What is needed -
Transcribe the material word for word, but without the images.

Records to process -
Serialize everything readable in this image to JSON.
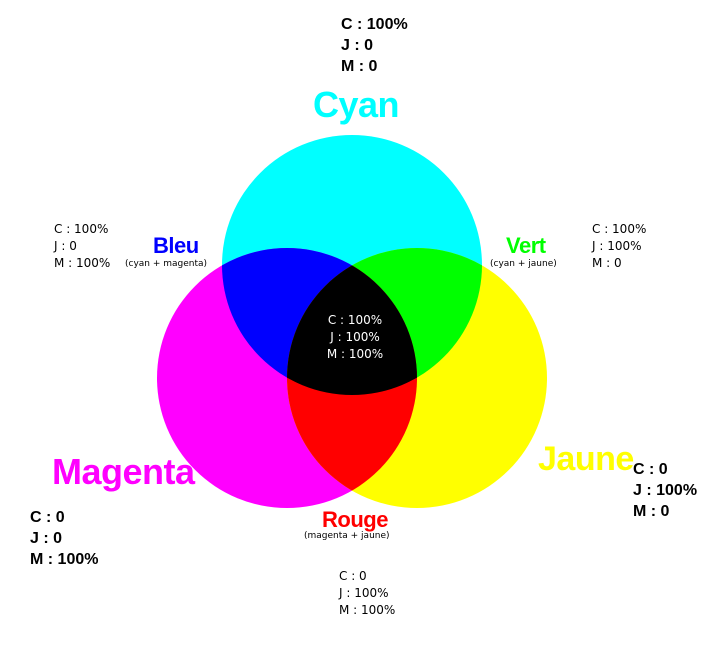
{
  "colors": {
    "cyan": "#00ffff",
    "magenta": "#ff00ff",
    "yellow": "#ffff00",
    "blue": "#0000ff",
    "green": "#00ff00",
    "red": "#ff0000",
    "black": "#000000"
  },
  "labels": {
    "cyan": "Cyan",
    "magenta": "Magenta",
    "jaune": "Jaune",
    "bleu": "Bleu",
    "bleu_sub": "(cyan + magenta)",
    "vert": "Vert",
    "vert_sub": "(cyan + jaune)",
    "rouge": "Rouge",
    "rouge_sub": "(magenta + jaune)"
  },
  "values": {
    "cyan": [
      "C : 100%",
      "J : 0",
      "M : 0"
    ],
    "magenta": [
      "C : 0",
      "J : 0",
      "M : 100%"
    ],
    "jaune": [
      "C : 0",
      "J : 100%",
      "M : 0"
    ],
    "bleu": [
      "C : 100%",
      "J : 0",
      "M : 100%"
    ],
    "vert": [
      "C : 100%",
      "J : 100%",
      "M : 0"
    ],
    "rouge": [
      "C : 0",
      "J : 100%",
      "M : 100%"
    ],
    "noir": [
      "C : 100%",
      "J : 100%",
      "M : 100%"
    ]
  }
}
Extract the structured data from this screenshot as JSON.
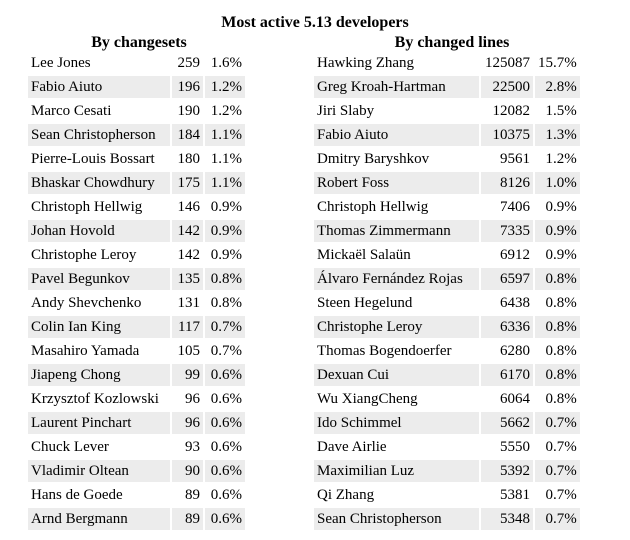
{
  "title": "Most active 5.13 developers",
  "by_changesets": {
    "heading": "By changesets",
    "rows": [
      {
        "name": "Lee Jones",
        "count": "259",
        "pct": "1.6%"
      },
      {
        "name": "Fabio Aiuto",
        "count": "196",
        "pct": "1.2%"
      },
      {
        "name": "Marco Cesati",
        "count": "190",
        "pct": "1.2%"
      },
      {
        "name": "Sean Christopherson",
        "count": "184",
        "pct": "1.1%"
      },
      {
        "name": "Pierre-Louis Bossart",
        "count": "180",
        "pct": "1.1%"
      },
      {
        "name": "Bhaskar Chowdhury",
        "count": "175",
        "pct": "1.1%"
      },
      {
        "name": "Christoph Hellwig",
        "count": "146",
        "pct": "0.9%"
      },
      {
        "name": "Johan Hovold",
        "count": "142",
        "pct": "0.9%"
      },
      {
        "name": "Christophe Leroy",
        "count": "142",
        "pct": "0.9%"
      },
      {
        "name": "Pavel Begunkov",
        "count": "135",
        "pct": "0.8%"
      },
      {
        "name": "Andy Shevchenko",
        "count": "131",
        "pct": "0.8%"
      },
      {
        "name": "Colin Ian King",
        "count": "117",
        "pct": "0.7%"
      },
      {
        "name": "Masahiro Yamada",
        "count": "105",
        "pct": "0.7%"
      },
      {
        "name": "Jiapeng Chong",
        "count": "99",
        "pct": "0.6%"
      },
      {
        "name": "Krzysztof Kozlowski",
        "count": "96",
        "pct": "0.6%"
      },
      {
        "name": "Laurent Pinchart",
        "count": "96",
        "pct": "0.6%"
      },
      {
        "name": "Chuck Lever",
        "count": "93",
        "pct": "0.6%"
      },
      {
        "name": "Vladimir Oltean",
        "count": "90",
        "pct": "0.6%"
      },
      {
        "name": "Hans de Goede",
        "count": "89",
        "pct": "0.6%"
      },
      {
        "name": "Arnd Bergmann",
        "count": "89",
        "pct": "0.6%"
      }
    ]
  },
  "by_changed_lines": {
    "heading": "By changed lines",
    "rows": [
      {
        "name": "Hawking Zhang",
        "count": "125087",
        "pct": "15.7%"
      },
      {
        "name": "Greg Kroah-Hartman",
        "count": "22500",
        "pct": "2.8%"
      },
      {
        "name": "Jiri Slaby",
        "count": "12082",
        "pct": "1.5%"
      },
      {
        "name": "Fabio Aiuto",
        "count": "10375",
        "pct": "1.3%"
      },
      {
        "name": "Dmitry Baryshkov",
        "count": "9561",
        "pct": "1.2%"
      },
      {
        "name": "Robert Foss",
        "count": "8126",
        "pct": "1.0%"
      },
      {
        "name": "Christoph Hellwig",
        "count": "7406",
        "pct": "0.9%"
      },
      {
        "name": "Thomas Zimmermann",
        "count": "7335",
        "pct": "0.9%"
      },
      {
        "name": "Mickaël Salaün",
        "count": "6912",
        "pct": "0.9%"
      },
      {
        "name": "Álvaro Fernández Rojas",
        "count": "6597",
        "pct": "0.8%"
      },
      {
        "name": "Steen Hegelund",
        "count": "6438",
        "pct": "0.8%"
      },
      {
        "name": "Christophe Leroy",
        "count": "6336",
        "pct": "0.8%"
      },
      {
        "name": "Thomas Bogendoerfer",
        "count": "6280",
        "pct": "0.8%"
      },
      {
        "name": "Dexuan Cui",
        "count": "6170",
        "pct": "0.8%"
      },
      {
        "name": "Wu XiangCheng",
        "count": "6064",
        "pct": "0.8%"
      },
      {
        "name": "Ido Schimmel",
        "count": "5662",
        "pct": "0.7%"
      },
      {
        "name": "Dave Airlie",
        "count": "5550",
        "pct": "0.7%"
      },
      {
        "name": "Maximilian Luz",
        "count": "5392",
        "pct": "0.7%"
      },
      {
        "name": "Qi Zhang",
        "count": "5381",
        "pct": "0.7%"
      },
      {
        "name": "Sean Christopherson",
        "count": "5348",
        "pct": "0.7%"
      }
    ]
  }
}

Answer to the problem -
Serialize everything readable in this image to JSON.
{
  "colors": {
    "cyan": "#00ffff",
    "magenta": "#ff00ff",
    "yellow": "#ffff00",
    "blue": "#0000ff",
    "green": "#00ff00",
    "red": "#ff0000",
    "black": "#000000"
  },
  "labels": {
    "cyan": "Cyan",
    "magenta": "Magenta",
    "jaune": "Jaune",
    "bleu": "Bleu",
    "bleu_sub": "(cyan + magenta)",
    "vert": "Vert",
    "vert_sub": "(cyan + jaune)",
    "rouge": "Rouge",
    "rouge_sub": "(magenta + jaune)"
  },
  "values": {
    "cyan": [
      "C : 100%",
      "J : 0",
      "M : 0"
    ],
    "magenta": [
      "C : 0",
      "J : 0",
      "M : 100%"
    ],
    "jaune": [
      "C : 0",
      "J : 100%",
      "M : 0"
    ],
    "bleu": [
      "C : 100%",
      "J : 0",
      "M : 100%"
    ],
    "vert": [
      "C : 100%",
      "J : 100%",
      "M : 0"
    ],
    "rouge": [
      "C : 0",
      "J : 100%",
      "M : 100%"
    ],
    "noir": [
      "C : 100%",
      "J : 100%",
      "M : 100%"
    ]
  }
}
Extract the structured data from this screenshot as JSON.
{
  "title": "Most active 5.13 developers",
  "by_changesets": {
    "heading": "By changesets",
    "rows": [
      {
        "name": "Lee Jones",
        "count": "259",
        "pct": "1.6%"
      },
      {
        "name": "Fabio Aiuto",
        "count": "196",
        "pct": "1.2%"
      },
      {
        "name": "Marco Cesati",
        "count": "190",
        "pct": "1.2%"
      },
      {
        "name": "Sean Christopherson",
        "count": "184",
        "pct": "1.1%"
      },
      {
        "name": "Pierre-Louis Bossart",
        "count": "180",
        "pct": "1.1%"
      },
      {
        "name": "Bhaskar Chowdhury",
        "count": "175",
        "pct": "1.1%"
      },
      {
        "name": "Christoph Hellwig",
        "count": "146",
        "pct": "0.9%"
      },
      {
        "name": "Johan Hovold",
        "count": "142",
        "pct": "0.9%"
      },
      {
        "name": "Christophe Leroy",
        "count": "142",
        "pct": "0.9%"
      },
      {
        "name": "Pavel Begunkov",
        "count": "135",
        "pct": "0.8%"
      },
      {
        "name": "Andy Shevchenko",
        "count": "131",
        "pct": "0.8%"
      },
      {
        "name": "Colin Ian King",
        "count": "117",
        "pct": "0.7%"
      },
      {
        "name": "Masahiro Yamada",
        "count": "105",
        "pct": "0.7%"
      },
      {
        "name": "Jiapeng Chong",
        "count": "99",
        "pct": "0.6%"
      },
      {
        "name": "Krzysztof Kozlowski",
        "count": "96",
        "pct": "0.6%"
      },
      {
        "name": "Laurent Pinchart",
        "count": "96",
        "pct": "0.6%"
      },
      {
        "name": "Chuck Lever",
        "count": "93",
        "pct": "0.6%"
      },
      {
        "name": "Vladimir Oltean",
        "count": "90",
        "pct": "0.6%"
      },
      {
        "name": "Hans de Goede",
        "count": "89",
        "pct": "0.6%"
      },
      {
        "name": "Arnd Bergmann",
        "count": "89",
        "pct": "0.6%"
      }
    ]
  },
  "by_changed_lines": {
    "heading": "By changed lines",
    "rows": [
      {
        "name": "Hawking Zhang",
        "count": "125087",
        "pct": "15.7%"
      },
      {
        "name": "Greg Kroah-Hartman",
        "count": "22500",
        "pct": "2.8%"
      },
      {
        "name": "Jiri Slaby",
        "count": "12082",
        "pct": "1.5%"
      },
      {
        "name": "Fabio Aiuto",
        "count": "10375",
        "pct": "1.3%"
      },
      {
        "name": "Dmitry Baryshkov",
        "count": "9561",
        "pct": "1.2%"
      },
      {
        "name": "Robert Foss",
        "count": "8126",
        "pct": "1.0%"
      },
      {
        "name": "Christoph Hellwig",
        "count": "7406",
        "pct": "0.9%"
      },
      {
        "name": "Thomas Zimmermann",
        "count": "7335",
        "pct": "0.9%"
      },
      {
        "name": "Mickaël Salaün",
        "count": "6912",
        "pct": "0.9%"
      },
      {
        "name": "Álvaro Fernández Rojas",
        "count": "6597",
        "pct": "0.8%"
      },
      {
        "name": "Steen Hegelund",
        "count": "6438",
        "pct": "0.8%"
      },
      {
        "name": "Christophe Leroy",
        "count": "6336",
        "pct": "0.8%"
      },
      {
        "name": "Thomas Bogendoerfer",
        "count": "6280",
        "pct": "0.8%"
      },
      {
        "name": "Dexuan Cui",
        "count": "6170",
        "pct": "0.8%"
      },
      {
        "name": "Wu XiangCheng",
        "count": "6064",
        "pct": "0.8%"
      },
      {
        "name": "Ido Schimmel",
        "count": "5662",
        "pct": "0.7%"
      },
      {
        "name": "Dave Airlie",
        "count": "5550",
        "pct": "0.7%"
      },
      {
        "name": "Maximilian Luz",
        "count": "5392",
        "pct": "0.7%"
      },
      {
        "name": "Qi Zhang",
        "count": "5381",
        "pct": "0.7%"
      },
      {
        "name": "Sean Christopherson",
        "count": "5348",
        "pct": "0.7%"
      }
    ]
  }
}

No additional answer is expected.